*Stored dataset items:*
################

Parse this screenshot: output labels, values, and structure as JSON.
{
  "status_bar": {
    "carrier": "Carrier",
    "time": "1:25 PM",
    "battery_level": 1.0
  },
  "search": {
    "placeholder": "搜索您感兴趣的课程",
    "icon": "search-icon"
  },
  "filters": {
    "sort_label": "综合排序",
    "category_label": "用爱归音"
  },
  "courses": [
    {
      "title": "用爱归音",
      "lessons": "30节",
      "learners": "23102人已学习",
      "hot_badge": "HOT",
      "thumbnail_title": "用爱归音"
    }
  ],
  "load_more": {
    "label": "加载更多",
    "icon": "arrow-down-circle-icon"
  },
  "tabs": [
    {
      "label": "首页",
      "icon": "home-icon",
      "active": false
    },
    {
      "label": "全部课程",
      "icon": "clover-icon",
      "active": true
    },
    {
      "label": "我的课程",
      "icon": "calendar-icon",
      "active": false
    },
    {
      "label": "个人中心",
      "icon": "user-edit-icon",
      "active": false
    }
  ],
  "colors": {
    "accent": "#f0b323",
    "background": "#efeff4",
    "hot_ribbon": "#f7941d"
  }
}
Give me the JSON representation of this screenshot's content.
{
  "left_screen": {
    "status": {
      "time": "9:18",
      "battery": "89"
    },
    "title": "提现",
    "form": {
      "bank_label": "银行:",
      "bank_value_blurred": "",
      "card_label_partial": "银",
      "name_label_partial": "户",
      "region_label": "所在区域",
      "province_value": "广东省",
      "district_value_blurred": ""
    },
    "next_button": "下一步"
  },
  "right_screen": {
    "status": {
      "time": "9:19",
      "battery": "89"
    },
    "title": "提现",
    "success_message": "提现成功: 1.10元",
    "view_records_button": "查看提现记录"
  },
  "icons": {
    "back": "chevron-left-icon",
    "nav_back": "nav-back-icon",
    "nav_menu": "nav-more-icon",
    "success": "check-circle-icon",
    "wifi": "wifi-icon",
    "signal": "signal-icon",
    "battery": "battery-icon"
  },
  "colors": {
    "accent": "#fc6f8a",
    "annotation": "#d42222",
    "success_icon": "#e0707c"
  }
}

################

*REQUEST:* Would you give the material above again, complete and exact?

*WRITTEN SOLUTION:*
Parse this screenshot: output labels, values, and structure as JSON.
{
  "status_bar": {
    "carrier": "Carrier",
    "time": "1:25 PM",
    "battery_level": 1.0
  },
  "search": {
    "placeholder": "搜索您感兴趣的课程",
    "icon": "search-icon"
  },
  "filters": {
    "sort_label": "综合排序",
    "category_label": "用爱归音"
  },
  "courses": [
    {
      "title": "用爱归音",
      "lessons": "30节",
      "learners": "23102人已学习",
      "hot_badge": "HOT",
      "thumbnail_title": "用爱归音"
    }
  ],
  "load_more": {
    "label": "加载更多",
    "icon": "arrow-down-circle-icon"
  },
  "tabs": [
    {
      "label": "首页",
      "icon": "home-icon",
      "active": false
    },
    {
      "label": "全部课程",
      "icon": "clover-icon",
      "active": true
    },
    {
      "label": "我的课程",
      "icon": "calendar-icon",
      "active": false
    },
    {
      "label": "个人中心",
      "icon": "user-edit-icon",
      "active": false
    }
  ],
  "colors": {
    "accent": "#f0b323",
    "background": "#efeff4",
    "hot_ribbon": "#f7941d"
  }
}
Give me the JSON representation of this screenshot's content.
{
  "left_screen": {
    "status": {
      "time": "9:18",
      "battery": "89"
    },
    "title": "提现",
    "form": {
      "bank_label": "银行:",
      "bank_value_blurred": "",
      "card_label_partial": "银",
      "name_label_partial": "户",
      "region_label": "所在区域",
      "province_value": "广东省",
      "district_value_blurred": ""
    },
    "next_button": "下一步"
  },
  "right_screen": {
    "status": {
      "time": "9:19",
      "battery": "89"
    },
    "title": "提现",
    "success_message": "提现成功: 1.10元",
    "view_records_button": "查看提现记录"
  },
  "icons": {
    "back": "chevron-left-icon",
    "nav_back": "nav-back-icon",
    "nav_menu": "nav-more-icon",
    "success": "check-circle-icon",
    "wifi": "wifi-icon",
    "signal": "signal-icon",
    "battery": "battery-icon"
  },
  "colors": {
    "accent": "#fc6f8a",
    "annotation": "#d42222",
    "success_icon": "#e0707c"
  }
}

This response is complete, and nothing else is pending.